-- Task prompt --
Reproduce every one of the following records verbatim, line for line.

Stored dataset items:
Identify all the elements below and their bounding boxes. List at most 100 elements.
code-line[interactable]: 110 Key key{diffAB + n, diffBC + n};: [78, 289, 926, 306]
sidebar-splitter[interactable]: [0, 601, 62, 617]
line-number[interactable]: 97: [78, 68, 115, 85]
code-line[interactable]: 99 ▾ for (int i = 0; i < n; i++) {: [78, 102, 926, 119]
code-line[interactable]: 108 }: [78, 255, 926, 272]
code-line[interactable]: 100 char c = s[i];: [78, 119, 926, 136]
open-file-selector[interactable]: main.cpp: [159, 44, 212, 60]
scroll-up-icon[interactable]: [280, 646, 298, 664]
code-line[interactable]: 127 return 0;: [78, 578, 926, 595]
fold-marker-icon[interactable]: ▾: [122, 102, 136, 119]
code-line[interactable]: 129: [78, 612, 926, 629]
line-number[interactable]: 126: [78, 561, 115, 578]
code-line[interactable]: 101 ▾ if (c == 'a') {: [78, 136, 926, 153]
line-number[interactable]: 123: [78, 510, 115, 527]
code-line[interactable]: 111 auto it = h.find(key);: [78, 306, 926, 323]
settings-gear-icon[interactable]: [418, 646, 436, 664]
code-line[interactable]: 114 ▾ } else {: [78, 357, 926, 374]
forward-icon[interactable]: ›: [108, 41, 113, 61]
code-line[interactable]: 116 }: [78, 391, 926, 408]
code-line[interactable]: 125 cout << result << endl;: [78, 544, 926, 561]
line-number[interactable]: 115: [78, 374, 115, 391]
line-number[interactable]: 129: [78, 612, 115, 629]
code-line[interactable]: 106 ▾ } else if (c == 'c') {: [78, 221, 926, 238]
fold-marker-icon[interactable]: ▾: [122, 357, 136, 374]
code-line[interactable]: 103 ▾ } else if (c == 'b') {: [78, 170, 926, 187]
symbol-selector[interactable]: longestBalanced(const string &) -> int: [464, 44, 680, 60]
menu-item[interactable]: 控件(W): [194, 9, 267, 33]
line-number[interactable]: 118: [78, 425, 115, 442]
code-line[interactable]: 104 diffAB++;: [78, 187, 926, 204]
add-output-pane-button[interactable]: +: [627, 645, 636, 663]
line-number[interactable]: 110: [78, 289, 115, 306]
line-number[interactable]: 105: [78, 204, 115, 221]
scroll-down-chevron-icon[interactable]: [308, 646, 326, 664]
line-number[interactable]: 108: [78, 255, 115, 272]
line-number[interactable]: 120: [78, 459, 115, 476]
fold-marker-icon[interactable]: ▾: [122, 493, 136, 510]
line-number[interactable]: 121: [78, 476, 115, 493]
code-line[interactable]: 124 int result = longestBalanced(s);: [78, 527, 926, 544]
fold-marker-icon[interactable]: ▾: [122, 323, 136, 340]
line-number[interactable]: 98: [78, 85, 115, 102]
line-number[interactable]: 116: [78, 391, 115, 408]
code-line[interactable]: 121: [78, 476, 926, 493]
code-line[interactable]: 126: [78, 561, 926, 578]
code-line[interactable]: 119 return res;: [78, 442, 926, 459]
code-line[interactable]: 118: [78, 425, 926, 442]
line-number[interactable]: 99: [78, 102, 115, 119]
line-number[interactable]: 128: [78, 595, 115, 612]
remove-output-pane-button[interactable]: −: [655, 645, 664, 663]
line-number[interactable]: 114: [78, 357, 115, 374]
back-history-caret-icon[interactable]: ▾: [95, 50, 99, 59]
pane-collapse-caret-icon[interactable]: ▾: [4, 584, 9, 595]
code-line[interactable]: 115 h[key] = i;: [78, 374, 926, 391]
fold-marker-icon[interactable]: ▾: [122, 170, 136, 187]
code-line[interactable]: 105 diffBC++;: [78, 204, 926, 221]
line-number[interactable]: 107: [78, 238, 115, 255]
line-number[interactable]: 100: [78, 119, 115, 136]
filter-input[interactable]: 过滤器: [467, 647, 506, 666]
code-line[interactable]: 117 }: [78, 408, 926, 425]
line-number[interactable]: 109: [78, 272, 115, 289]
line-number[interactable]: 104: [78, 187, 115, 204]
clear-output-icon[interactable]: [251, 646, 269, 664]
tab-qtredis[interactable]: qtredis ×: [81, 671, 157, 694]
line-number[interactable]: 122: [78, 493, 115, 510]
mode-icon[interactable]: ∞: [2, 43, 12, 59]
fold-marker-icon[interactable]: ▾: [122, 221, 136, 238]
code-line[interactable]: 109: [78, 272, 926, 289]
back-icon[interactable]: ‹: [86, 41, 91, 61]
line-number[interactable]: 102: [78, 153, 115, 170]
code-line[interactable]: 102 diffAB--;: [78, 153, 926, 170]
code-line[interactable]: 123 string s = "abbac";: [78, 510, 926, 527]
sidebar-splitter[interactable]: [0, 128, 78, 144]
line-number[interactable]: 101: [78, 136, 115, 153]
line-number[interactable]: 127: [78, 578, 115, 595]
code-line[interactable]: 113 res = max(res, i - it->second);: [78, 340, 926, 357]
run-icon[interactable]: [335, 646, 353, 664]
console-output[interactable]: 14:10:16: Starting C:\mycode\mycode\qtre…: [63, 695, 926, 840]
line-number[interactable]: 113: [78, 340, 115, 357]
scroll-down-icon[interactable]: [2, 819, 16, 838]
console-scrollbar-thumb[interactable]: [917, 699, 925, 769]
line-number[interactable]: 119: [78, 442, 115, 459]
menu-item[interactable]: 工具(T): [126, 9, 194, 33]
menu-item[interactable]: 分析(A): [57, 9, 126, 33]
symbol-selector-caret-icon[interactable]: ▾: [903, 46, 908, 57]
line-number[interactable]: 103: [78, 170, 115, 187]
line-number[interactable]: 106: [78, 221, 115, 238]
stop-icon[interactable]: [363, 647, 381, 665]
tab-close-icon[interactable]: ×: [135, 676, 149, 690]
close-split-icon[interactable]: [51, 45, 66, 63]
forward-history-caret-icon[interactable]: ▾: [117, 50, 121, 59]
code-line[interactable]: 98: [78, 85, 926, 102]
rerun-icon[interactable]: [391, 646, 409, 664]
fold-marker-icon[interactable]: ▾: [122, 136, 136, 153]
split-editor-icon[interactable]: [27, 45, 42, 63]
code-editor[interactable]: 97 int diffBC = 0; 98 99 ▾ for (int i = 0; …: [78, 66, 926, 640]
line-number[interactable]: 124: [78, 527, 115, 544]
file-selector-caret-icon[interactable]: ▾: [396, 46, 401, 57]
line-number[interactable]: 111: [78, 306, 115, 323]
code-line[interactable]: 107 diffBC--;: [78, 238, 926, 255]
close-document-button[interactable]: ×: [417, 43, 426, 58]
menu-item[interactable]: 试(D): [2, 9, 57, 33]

-- Answer to this problem --
Identify all the elements below and their bounding boxes. List at most 100 elements.
code-line[interactable]: 110 Key key{diffAB + n, diffBC + n};: [78, 289, 926, 306]
sidebar-splitter[interactable]: [0, 601, 62, 617]
line-number[interactable]: 97: [78, 68, 115, 85]
code-line[interactable]: 99 ▾ for (int i = 0; i < n; i++) {: [78, 102, 926, 119]
code-line[interactable]: 108 }: [78, 255, 926, 272]
code-line[interactable]: 100 char c = s[i];: [78, 119, 926, 136]
open-file-selector[interactable]: main.cpp: [159, 44, 212, 60]
scroll-up-icon[interactable]: [280, 646, 298, 664]
code-line[interactable]: 127 return 0;: [78, 578, 926, 595]
fold-marker-icon[interactable]: ▾: [122, 102, 136, 119]
code-line[interactable]: 129: [78, 612, 926, 629]
line-number[interactable]: 126: [78, 561, 115, 578]
code-line[interactable]: 101 ▾ if (c == 'a') {: [78, 136, 926, 153]
line-number[interactable]: 123: [78, 510, 115, 527]
code-line[interactable]: 111 auto it = h.find(key);: [78, 306, 926, 323]
settings-gear-icon[interactable]: [418, 646, 436, 664]
code-line[interactable]: 114 ▾ } else {: [78, 357, 926, 374]
forward-icon[interactable]: ›: [108, 41, 113, 61]
code-line[interactable]: 116 }: [78, 391, 926, 408]
code-line[interactable]: 125 cout << result << endl;: [78, 544, 926, 561]
line-number[interactable]: 115: [78, 374, 115, 391]
line-number[interactable]: 129: [78, 612, 115, 629]
code-line[interactable]: 106 ▾ } else if (c == 'c') {: [78, 221, 926, 238]
fold-marker-icon[interactable]: ▾: [122, 357, 136, 374]
code-line[interactable]: 103 ▾ } else if (c == 'b') {: [78, 170, 926, 187]
symbol-selector[interactable]: longestBalanced(const string &) -> int: [464, 44, 680, 60]
menu-item[interactable]: 控件(W): [194, 9, 267, 33]
line-number[interactable]: 118: [78, 425, 115, 442]
code-line[interactable]: 104 diffAB++;: [78, 187, 926, 204]
add-output-pane-button[interactable]: +: [627, 645, 636, 663]
line-number[interactable]: 110: [78, 289, 115, 306]
line-number[interactable]: 105: [78, 204, 115, 221]
scroll-down-chevron-icon[interactable]: [308, 646, 326, 664]
line-number[interactable]: 108: [78, 255, 115, 272]
line-number[interactable]: 120: [78, 459, 115, 476]
fold-marker-icon[interactable]: ▾: [122, 493, 136, 510]
line-number[interactable]: 121: [78, 476, 115, 493]
code-line[interactable]: 124 int result = longestBalanced(s);: [78, 527, 926, 544]
fold-marker-icon[interactable]: ▾: [122, 323, 136, 340]
line-number[interactable]: 98: [78, 85, 115, 102]
line-number[interactable]: 116: [78, 391, 115, 408]
code-line[interactable]: 121: [78, 476, 926, 493]
code-line[interactable]: 126: [78, 561, 926, 578]
code-line[interactable]: 119 return res;: [78, 442, 926, 459]
code-line[interactable]: 118: [78, 425, 926, 442]
line-number[interactable]: 99: [78, 102, 115, 119]
line-number[interactable]: 128: [78, 595, 115, 612]
remove-output-pane-button[interactable]: −: [655, 645, 664, 663]
line-number[interactable]: 114: [78, 357, 115, 374]
back-history-caret-icon[interactable]: ▾: [95, 50, 99, 59]
pane-collapse-caret-icon[interactable]: ▾: [4, 584, 9, 595]
code-line[interactable]: 115 h[key] = i;: [78, 374, 926, 391]
fold-marker-icon[interactable]: ▾: [122, 170, 136, 187]
code-line[interactable]: 105 diffBC++;: [78, 204, 926, 221]
line-number[interactable]: 107: [78, 238, 115, 255]
line-number[interactable]: 100: [78, 119, 115, 136]
filter-input[interactable]: 过滤器: [467, 647, 506, 666]
code-line[interactable]: 117 }: [78, 408, 926, 425]
line-number[interactable]: 109: [78, 272, 115, 289]
line-number[interactable]: 104: [78, 187, 115, 204]
clear-output-icon[interactable]: [251, 646, 269, 664]
tab-qtredis[interactable]: qtredis ×: [81, 671, 157, 694]
line-number[interactable]: 122: [78, 493, 115, 510]
mode-icon[interactable]: ∞: [2, 43, 12, 59]
fold-marker-icon[interactable]: ▾: [122, 221, 136, 238]
code-line[interactable]: 109: [78, 272, 926, 289]
back-icon[interactable]: ‹: [86, 41, 91, 61]
line-number[interactable]: 102: [78, 153, 115, 170]
code-line[interactable]: 102 diffAB--;: [78, 153, 926, 170]
code-line[interactable]: 123 string s = "abbac";: [78, 510, 926, 527]
sidebar-splitter[interactable]: [0, 128, 78, 144]
line-number[interactable]: 101: [78, 136, 115, 153]
line-number[interactable]: 127: [78, 578, 115, 595]
code-line[interactable]: 113 res = max(res, i - it->second);: [78, 340, 926, 357]
run-icon[interactable]: [335, 646, 353, 664]
console-output[interactable]: 14:10:16: Starting C:\mycode\mycode\qtre…: [63, 695, 926, 840]
line-number[interactable]: 113: [78, 340, 115, 357]
scroll-down-icon[interactable]: [2, 819, 16, 838]
console-scrollbar-thumb[interactable]: [917, 699, 925, 769]
line-number[interactable]: 119: [78, 442, 115, 459]
menu-item[interactable]: 工具(T): [126, 9, 194, 33]
menu-item[interactable]: 分析(A): [57, 9, 126, 33]
symbol-selector-caret-icon[interactable]: ▾: [903, 46, 908, 57]
line-number[interactable]: 103: [78, 170, 115, 187]
line-number[interactable]: 106: [78, 221, 115, 238]
stop-icon[interactable]: [363, 647, 381, 665]
tab-close-icon[interactable]: ×: [135, 676, 149, 690]
close-split-icon[interactable]: [51, 45, 66, 63]
forward-history-caret-icon[interactable]: ▾: [117, 50, 121, 59]
code-line[interactable]: 98: [78, 85, 926, 102]
rerun-icon[interactable]: [391, 646, 409, 664]
fold-marker-icon[interactable]: ▾: [122, 136, 136, 153]
split-editor-icon[interactable]: [27, 45, 42, 63]
code-editor[interactable]: 97 int diffBC = 0; 98 99 ▾ for (int i = 0; …: [78, 66, 926, 640]
line-number[interactable]: 124: [78, 527, 115, 544]
file-selector-caret-icon[interactable]: ▾: [396, 46, 401, 57]
line-number[interactable]: 111: [78, 306, 115, 323]
code-line[interactable]: 107 diffBC--;: [78, 238, 926, 255]
close-document-button[interactable]: ×: [417, 43, 426, 58]
menu-item[interactable]: 试(D): [2, 9, 57, 33]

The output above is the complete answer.